▶ TASK DETAILS
Reproduce every entry that follows word for word, but omit the images.

(Data records)
--------------------------------
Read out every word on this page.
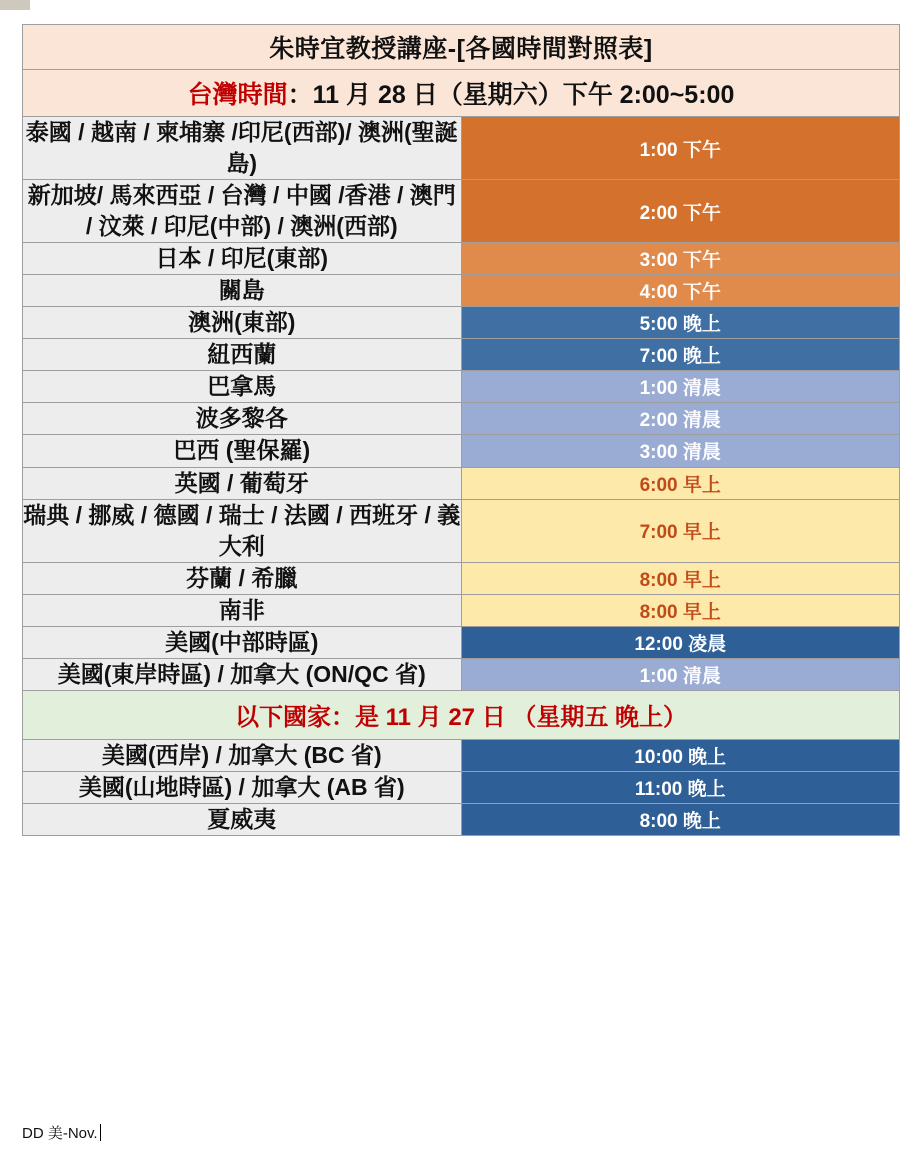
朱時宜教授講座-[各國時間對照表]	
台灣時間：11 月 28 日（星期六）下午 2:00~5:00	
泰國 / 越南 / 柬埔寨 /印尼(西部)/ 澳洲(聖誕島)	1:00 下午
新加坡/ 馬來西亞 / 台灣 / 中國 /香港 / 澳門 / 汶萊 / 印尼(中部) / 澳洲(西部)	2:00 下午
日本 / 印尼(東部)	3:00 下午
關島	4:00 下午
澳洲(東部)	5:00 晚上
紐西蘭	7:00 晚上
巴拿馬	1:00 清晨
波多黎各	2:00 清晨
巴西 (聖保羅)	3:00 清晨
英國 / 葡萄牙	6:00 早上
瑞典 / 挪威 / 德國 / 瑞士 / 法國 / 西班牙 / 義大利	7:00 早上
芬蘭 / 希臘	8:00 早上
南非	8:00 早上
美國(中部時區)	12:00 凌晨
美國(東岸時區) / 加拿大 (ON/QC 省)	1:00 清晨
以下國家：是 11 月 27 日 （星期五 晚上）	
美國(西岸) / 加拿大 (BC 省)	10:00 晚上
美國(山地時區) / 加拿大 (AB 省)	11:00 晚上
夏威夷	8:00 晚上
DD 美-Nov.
--------------------------------
▶ TASK SOLUTION
Read out every word on this page.
朱時宜教授講座-[各國時間對照表]	
台灣時間：11 月 28 日（星期六）下午 2:00~5:00	
泰國 / 越南 / 柬埔寨 /印尼(西部)/ 澳洲(聖誕島)	1:00 下午
新加坡/ 馬來西亞 / 台灣 / 中國 /香港 / 澳門 / 汶萊 / 印尼(中部) / 澳洲(西部)	2:00 下午
日本 / 印尼(東部)	3:00 下午
關島	4:00 下午
澳洲(東部)	5:00 晚上
紐西蘭	7:00 晚上
巴拿馬	1:00 清晨
波多黎各	2:00 清晨
巴西 (聖保羅)	3:00 清晨
英國 / 葡萄牙	6:00 早上
瑞典 / 挪威 / 德國 / 瑞士 / 法國 / 西班牙 / 義大利	7:00 早上
芬蘭 / 希臘	8:00 早上
南非	8:00 早上
美國(中部時區)	12:00 凌晨
美國(東岸時區) / 加拿大 (ON/QC 省)	1:00 清晨
以下國家：是 11 月 27 日 （星期五 晚上）	
美國(西岸) / 加拿大 (BC 省)	10:00 晚上
美國(山地時區) / 加拿大 (AB 省)	11:00 晚上
夏威夷	8:00 晚上
DD 美-Nov.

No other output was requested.